Dataset excerpts
- - - - - - -
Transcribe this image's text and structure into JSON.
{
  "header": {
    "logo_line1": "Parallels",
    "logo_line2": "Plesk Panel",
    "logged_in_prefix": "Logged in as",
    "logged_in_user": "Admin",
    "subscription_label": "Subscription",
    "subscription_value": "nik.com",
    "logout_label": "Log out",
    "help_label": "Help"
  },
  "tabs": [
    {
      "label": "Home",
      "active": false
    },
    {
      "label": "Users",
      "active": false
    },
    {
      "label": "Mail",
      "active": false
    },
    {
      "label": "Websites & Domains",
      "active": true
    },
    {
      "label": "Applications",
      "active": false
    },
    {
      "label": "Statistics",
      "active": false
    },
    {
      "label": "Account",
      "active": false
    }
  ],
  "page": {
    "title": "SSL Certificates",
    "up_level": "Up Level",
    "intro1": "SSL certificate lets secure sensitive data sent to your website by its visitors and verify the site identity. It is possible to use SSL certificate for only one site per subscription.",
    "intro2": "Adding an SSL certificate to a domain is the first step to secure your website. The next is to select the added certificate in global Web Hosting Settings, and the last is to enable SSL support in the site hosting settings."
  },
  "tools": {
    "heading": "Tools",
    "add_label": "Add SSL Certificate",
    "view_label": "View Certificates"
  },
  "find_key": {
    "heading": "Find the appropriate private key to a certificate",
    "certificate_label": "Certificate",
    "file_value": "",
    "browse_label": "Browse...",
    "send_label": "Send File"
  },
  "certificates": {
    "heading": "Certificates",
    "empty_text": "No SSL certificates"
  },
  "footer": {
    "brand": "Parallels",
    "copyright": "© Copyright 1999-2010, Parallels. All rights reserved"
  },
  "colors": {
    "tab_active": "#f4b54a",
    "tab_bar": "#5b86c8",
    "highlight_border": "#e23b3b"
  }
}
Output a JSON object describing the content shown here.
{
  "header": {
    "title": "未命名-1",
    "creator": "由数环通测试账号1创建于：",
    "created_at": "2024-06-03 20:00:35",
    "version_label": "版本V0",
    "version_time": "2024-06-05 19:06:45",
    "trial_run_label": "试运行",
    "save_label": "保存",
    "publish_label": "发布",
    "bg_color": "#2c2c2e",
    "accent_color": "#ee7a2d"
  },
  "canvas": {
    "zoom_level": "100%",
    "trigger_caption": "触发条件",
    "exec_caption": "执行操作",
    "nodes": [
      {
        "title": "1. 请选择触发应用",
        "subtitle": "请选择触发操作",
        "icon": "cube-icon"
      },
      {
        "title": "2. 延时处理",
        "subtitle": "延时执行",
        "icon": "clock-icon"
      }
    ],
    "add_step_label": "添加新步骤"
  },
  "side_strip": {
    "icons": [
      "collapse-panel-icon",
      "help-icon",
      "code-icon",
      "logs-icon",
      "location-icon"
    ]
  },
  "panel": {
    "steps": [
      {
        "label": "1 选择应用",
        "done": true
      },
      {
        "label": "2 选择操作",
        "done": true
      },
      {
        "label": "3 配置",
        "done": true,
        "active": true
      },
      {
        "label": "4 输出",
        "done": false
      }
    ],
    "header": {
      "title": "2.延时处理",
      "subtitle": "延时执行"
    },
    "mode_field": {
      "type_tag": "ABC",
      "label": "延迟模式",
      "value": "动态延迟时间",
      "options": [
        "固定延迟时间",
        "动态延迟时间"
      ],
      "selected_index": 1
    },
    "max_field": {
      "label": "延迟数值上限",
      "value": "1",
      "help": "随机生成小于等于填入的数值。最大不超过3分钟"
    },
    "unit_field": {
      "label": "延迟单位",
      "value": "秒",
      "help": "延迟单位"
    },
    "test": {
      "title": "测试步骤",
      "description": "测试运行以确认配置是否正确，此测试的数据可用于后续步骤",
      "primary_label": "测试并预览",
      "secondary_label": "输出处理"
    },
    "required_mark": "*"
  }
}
- - - - - - -
AIM OF THE TASK:
Please quote the records above exactly, without skipping a line.

FULL ANSWER:
Transcribe this image's text and structure into JSON.
{
  "header": {
    "logo_line1": "Parallels",
    "logo_line2": "Plesk Panel",
    "logged_in_prefix": "Logged in as",
    "logged_in_user": "Admin",
    "subscription_label": "Subscription",
    "subscription_value": "nik.com",
    "logout_label": "Log out",
    "help_label": "Help"
  },
  "tabs": [
    {
      "label": "Home",
      "active": false
    },
    {
      "label": "Users",
      "active": false
    },
    {
      "label": "Mail",
      "active": false
    },
    {
      "label": "Websites & Domains",
      "active": true
    },
    {
      "label": "Applications",
      "active": false
    },
    {
      "label": "Statistics",
      "active": false
    },
    {
      "label": "Account",
      "active": false
    }
  ],
  "page": {
    "title": "SSL Certificates",
    "up_level": "Up Level",
    "intro1": "SSL certificate lets secure sensitive data sent to your website by its visitors and verify the site identity. It is possible to use SSL certificate for only one site per subscription.",
    "intro2": "Adding an SSL certificate to a domain is the first step to secure your website. The next is to select the added certificate in global Web Hosting Settings, and the last is to enable SSL support in the site hosting settings."
  },
  "tools": {
    "heading": "Tools",
    "add_label": "Add SSL Certificate",
    "view_label": "View Certificates"
  },
  "find_key": {
    "heading": "Find the appropriate private key to a certificate",
    "certificate_label": "Certificate",
    "file_value": "",
    "browse_label": "Browse...",
    "send_label": "Send File"
  },
  "certificates": {
    "heading": "Certificates",
    "empty_text": "No SSL certificates"
  },
  "footer": {
    "brand": "Parallels",
    "copyright": "© Copyright 1999-2010, Parallels. All rights reserved"
  },
  "colors": {
    "tab_active": "#f4b54a",
    "tab_bar": "#5b86c8",
    "highlight_border": "#e23b3b"
  }
}
Output a JSON object describing the content shown here.
{
  "header": {
    "title": "未命名-1",
    "creator": "由数环通测试账号1创建于：",
    "created_at": "2024-06-03 20:00:35",
    "version_label": "版本V0",
    "version_time": "2024-06-05 19:06:45",
    "trial_run_label": "试运行",
    "save_label": "保存",
    "publish_label": "发布",
    "bg_color": "#2c2c2e",
    "accent_color": "#ee7a2d"
  },
  "canvas": {
    "zoom_level": "100%",
    "trigger_caption": "触发条件",
    "exec_caption": "执行操作",
    "nodes": [
      {
        "title": "1. 请选择触发应用",
        "subtitle": "请选择触发操作",
        "icon": "cube-icon"
      },
      {
        "title": "2. 延时处理",
        "subtitle": "延时执行",
        "icon": "clock-icon"
      }
    ],
    "add_step_label": "添加新步骤"
  },
  "side_strip": {
    "icons": [
      "collapse-panel-icon",
      "help-icon",
      "code-icon",
      "logs-icon",
      "location-icon"
    ]
  },
  "panel": {
    "steps": [
      {
        "label": "1 选择应用",
        "done": true
      },
      {
        "label": "2 选择操作",
        "done": true
      },
      {
        "label": "3 配置",
        "done": true,
        "active": true
      },
      {
        "label": "4 输出",
        "done": false
      }
    ],
    "header": {
      "title": "2.延时处理",
      "subtitle": "延时执行"
    },
    "mode_field": {
      "type_tag": "ABC",
      "label": "延迟模式",
      "value": "动态延迟时间",
      "options": [
        "固定延迟时间",
        "动态延迟时间"
      ],
      "selected_index": 1
    },
    "max_field": {
      "label": "延迟数值上限",
      "value": "1",
      "help": "随机生成小于等于填入的数值。最大不超过3分钟"
    },
    "unit_field": {
      "label": "延迟单位",
      "value": "秒",
      "help": "延迟单位"
    },
    "test": {
      "title": "测试步骤",
      "description": "测试运行以确认配置是否正确，此测试的数据可用于后续步骤",
      "primary_label": "测试并预览",
      "secondary_label": "输出处理"
    },
    "required_mark": "*"
  }
}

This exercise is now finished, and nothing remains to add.